# [What to do]
Pick every line from the data that holds the word "ВРЕМЕННЫЕ".

─── Dataset entries ───

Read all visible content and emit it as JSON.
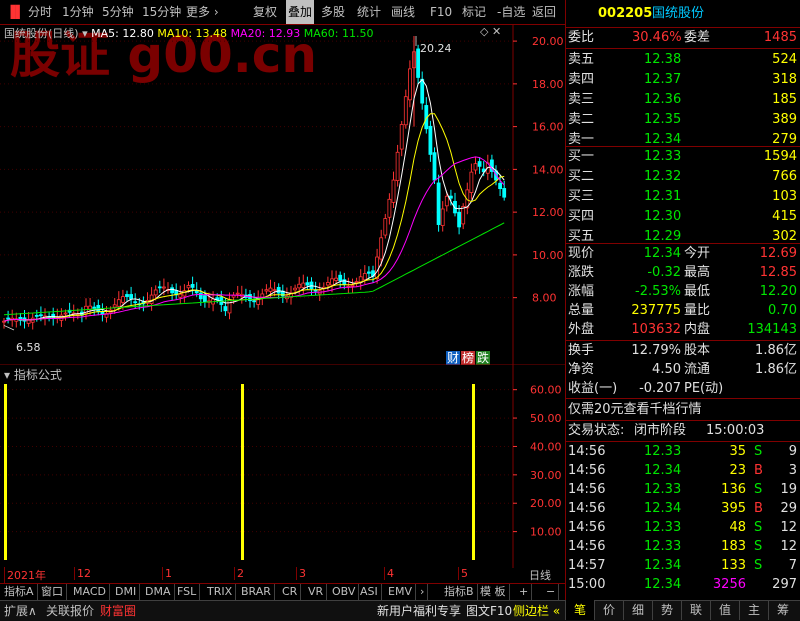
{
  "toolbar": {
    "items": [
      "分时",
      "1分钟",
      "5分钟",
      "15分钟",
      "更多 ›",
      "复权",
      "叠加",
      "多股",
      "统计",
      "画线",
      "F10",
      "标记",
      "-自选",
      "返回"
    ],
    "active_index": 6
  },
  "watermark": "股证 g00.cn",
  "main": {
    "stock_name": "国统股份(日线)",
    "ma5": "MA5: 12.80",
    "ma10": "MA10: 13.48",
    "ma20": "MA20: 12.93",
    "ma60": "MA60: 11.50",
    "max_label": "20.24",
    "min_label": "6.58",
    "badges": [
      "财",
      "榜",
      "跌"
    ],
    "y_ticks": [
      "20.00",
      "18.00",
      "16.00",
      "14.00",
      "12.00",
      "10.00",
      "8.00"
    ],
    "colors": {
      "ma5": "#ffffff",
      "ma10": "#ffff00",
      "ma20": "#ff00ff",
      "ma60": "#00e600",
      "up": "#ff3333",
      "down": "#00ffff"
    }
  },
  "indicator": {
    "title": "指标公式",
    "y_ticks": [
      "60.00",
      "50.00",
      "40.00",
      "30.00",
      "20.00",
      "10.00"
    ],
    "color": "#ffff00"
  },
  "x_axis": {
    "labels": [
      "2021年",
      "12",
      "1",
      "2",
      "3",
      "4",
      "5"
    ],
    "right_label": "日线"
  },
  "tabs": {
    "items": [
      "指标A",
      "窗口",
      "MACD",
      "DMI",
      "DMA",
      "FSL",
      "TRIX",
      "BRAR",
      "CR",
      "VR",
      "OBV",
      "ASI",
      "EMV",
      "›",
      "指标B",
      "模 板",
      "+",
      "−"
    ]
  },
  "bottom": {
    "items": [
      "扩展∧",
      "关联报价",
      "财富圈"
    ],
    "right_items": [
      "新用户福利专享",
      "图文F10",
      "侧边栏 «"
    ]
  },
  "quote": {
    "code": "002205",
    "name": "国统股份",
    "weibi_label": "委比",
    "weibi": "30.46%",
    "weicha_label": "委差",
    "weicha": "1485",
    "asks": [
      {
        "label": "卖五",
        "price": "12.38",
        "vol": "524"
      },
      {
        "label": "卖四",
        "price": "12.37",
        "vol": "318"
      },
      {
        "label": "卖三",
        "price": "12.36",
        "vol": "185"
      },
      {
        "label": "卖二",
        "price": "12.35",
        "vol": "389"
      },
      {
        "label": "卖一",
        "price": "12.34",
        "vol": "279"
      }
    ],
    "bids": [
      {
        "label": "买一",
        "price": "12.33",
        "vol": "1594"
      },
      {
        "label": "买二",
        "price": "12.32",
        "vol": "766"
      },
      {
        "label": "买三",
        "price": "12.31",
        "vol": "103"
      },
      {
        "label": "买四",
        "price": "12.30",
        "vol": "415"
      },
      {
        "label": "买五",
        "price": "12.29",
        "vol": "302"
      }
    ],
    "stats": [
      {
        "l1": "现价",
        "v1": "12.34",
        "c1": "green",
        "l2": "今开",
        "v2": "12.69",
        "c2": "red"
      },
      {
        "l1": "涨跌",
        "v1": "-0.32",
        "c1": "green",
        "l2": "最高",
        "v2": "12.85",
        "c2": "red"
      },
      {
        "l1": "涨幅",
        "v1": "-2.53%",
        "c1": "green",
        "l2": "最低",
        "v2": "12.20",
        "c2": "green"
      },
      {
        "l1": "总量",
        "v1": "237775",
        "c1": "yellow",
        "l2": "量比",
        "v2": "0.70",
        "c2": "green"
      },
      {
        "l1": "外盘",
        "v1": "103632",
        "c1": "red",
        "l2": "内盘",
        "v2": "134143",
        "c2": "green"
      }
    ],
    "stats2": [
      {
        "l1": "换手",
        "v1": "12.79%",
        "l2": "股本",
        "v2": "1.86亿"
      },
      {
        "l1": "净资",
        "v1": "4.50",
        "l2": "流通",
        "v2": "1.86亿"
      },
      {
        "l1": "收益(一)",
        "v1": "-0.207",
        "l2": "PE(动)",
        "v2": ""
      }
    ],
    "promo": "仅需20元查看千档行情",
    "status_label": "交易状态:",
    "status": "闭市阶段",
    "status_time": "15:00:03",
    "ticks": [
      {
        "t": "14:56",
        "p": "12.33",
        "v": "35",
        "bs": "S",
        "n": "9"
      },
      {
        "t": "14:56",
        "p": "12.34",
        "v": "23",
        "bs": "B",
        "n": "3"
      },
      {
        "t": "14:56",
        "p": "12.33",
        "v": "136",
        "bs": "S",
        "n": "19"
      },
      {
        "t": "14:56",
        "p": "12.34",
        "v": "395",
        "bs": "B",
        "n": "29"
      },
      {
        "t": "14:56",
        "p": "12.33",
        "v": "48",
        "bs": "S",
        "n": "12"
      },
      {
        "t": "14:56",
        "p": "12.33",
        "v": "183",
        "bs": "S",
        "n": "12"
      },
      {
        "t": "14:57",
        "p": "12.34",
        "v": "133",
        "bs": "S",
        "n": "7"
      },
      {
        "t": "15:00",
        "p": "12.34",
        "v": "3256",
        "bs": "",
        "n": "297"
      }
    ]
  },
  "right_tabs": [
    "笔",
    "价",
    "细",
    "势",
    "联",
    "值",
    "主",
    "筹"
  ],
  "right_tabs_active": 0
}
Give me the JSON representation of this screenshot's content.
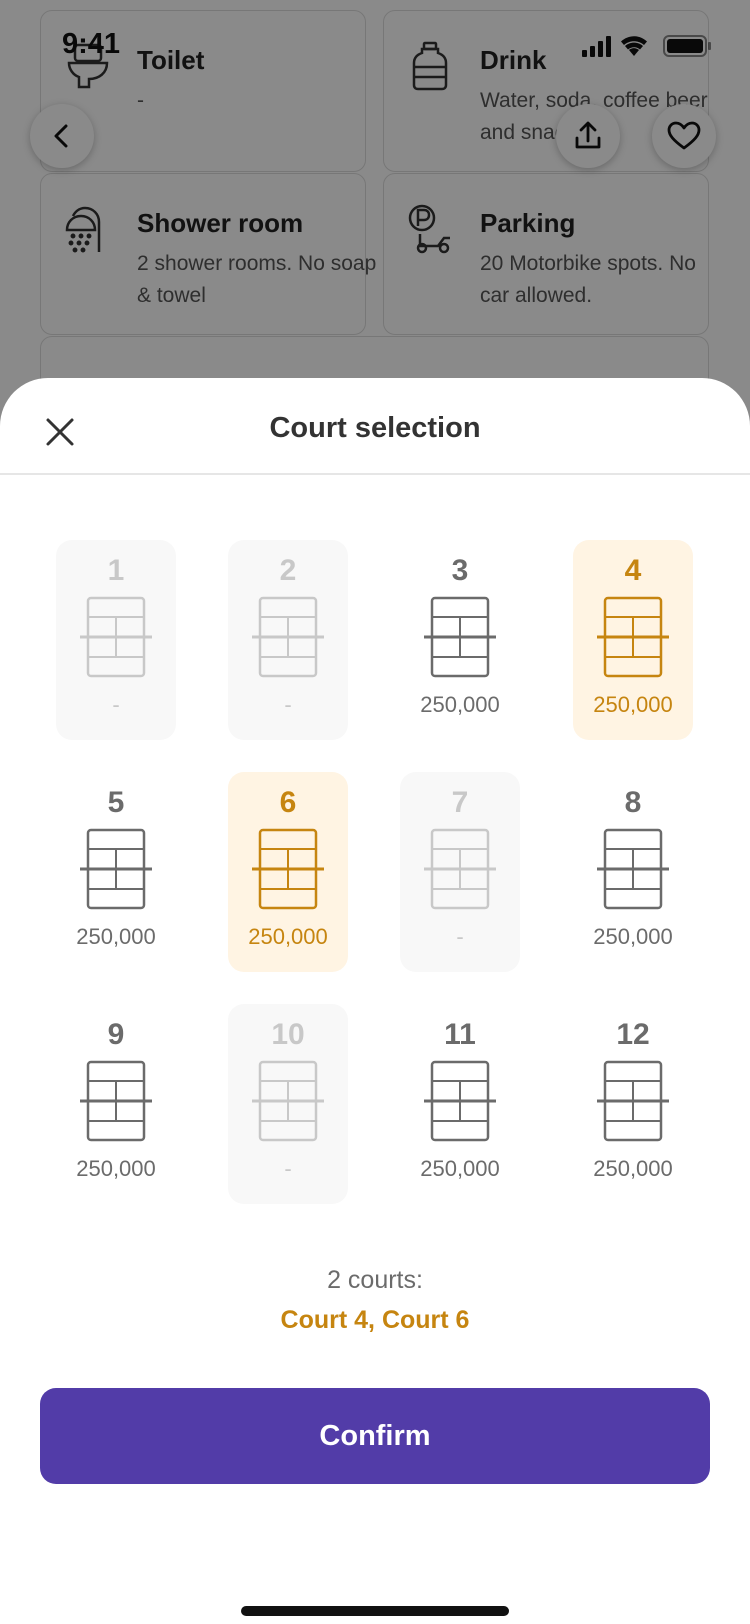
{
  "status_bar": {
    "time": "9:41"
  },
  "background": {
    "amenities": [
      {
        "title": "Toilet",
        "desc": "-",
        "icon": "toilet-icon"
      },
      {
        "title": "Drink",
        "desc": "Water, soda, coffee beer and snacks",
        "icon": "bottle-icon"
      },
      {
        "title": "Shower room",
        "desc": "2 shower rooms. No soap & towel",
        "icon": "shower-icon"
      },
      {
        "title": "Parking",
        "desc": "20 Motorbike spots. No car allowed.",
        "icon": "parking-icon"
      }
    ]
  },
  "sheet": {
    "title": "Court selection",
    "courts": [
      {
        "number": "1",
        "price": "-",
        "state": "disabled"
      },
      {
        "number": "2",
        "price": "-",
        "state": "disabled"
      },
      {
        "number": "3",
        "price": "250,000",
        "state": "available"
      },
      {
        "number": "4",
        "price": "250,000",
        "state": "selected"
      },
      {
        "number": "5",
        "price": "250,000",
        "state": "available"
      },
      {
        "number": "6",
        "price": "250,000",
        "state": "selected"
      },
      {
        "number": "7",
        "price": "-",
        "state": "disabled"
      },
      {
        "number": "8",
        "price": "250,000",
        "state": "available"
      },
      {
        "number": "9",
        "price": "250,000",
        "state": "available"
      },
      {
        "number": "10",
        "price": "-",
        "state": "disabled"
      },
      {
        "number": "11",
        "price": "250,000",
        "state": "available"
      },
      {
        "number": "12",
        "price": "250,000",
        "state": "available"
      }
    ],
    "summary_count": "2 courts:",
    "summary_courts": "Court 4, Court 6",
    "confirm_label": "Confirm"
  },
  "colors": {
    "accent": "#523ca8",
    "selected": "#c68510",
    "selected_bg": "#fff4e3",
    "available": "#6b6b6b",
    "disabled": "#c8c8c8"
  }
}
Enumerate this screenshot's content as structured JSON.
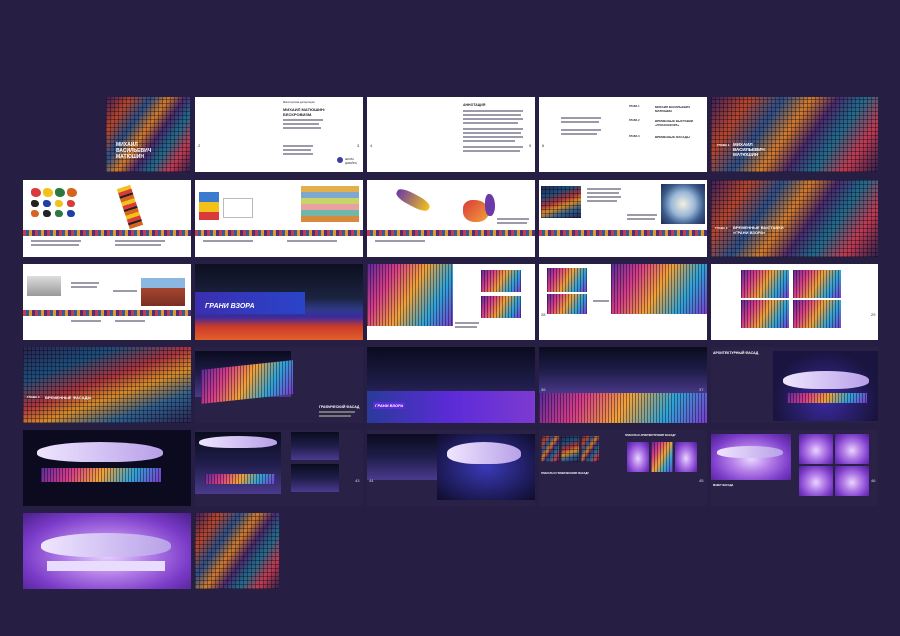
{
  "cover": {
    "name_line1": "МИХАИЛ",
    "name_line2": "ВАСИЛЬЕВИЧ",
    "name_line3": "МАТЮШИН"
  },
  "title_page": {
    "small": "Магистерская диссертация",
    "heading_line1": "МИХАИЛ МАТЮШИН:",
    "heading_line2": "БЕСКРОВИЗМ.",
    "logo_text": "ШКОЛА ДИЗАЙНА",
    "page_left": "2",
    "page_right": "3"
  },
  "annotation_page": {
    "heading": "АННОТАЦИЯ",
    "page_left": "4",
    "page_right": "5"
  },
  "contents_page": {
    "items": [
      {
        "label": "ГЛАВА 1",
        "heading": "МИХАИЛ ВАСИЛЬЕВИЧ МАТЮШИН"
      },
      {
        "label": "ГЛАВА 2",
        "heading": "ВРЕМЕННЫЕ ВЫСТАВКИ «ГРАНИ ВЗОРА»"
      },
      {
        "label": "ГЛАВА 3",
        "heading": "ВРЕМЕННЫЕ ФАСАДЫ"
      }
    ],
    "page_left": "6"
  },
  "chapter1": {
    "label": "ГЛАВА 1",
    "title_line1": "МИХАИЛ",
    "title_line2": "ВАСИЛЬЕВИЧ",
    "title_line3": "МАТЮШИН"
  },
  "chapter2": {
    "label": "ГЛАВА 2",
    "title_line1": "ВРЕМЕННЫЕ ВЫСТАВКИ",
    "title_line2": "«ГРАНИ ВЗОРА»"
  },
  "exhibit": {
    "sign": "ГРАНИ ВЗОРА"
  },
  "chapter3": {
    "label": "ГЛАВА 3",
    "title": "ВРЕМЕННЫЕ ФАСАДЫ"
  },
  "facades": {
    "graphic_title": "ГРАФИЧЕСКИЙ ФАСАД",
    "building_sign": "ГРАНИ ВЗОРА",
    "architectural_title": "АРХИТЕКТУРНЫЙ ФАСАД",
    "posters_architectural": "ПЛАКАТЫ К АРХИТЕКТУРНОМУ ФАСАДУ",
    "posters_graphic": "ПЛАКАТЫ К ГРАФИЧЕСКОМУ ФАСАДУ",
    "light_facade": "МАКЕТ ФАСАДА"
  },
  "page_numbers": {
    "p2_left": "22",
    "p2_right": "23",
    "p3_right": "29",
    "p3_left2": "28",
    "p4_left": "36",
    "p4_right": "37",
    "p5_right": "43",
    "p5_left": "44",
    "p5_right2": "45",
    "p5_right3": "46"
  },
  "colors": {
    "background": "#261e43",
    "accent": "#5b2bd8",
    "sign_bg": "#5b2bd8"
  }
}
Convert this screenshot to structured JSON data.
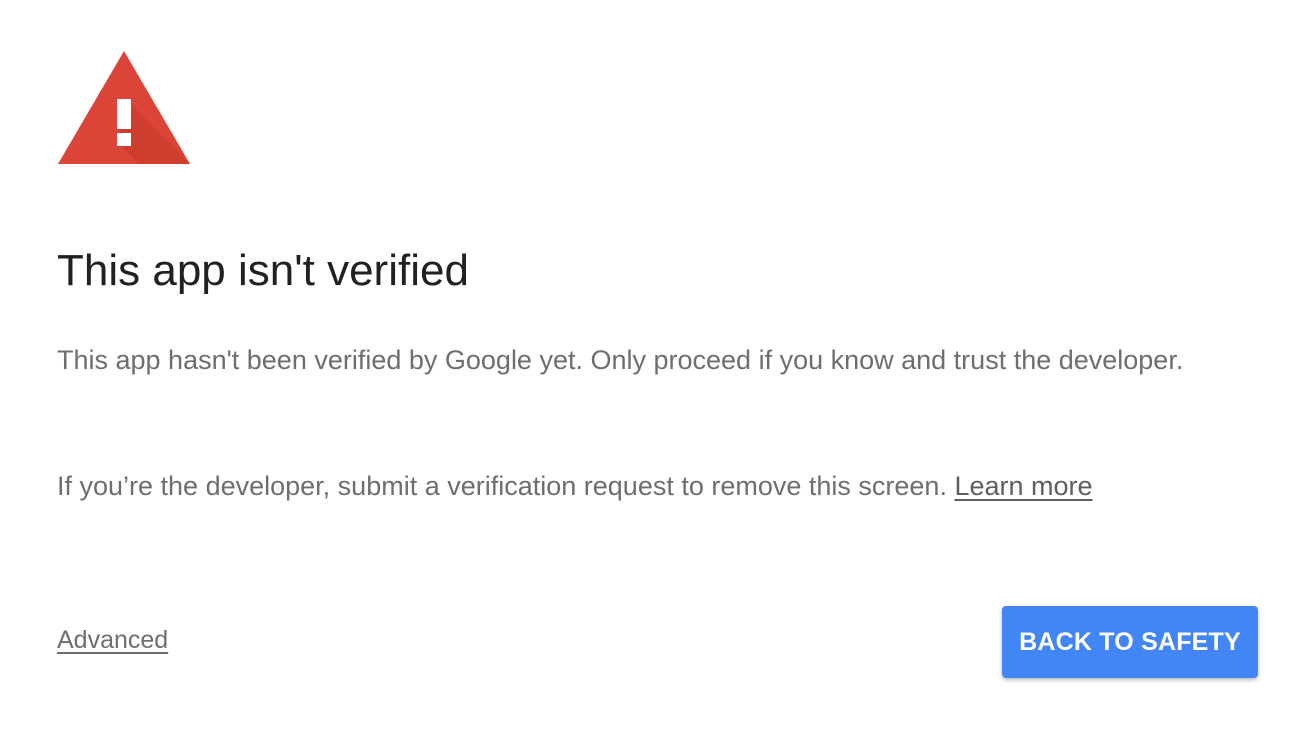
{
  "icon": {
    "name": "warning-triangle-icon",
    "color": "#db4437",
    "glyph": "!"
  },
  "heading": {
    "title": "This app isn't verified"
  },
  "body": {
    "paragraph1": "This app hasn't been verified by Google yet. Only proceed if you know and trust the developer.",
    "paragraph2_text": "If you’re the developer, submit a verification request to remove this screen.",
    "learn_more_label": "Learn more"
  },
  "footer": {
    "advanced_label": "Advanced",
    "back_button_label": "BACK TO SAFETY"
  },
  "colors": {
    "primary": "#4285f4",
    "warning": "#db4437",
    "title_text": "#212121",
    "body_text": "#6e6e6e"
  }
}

───

# [The output]
        "heading": "ВРЕМЕННЫЕ ВЫСТАВКИ «ГРАНИ ВЗОРА»"
        "heading": "ВРЕМЕННЫЕ ФАСАДЫ"
    "title_line1": "ВРЕМЕННЫЕ ВЫСТАВКИ",
    "title": "ВРЕМЕННЫЕ ФАСАДЫ"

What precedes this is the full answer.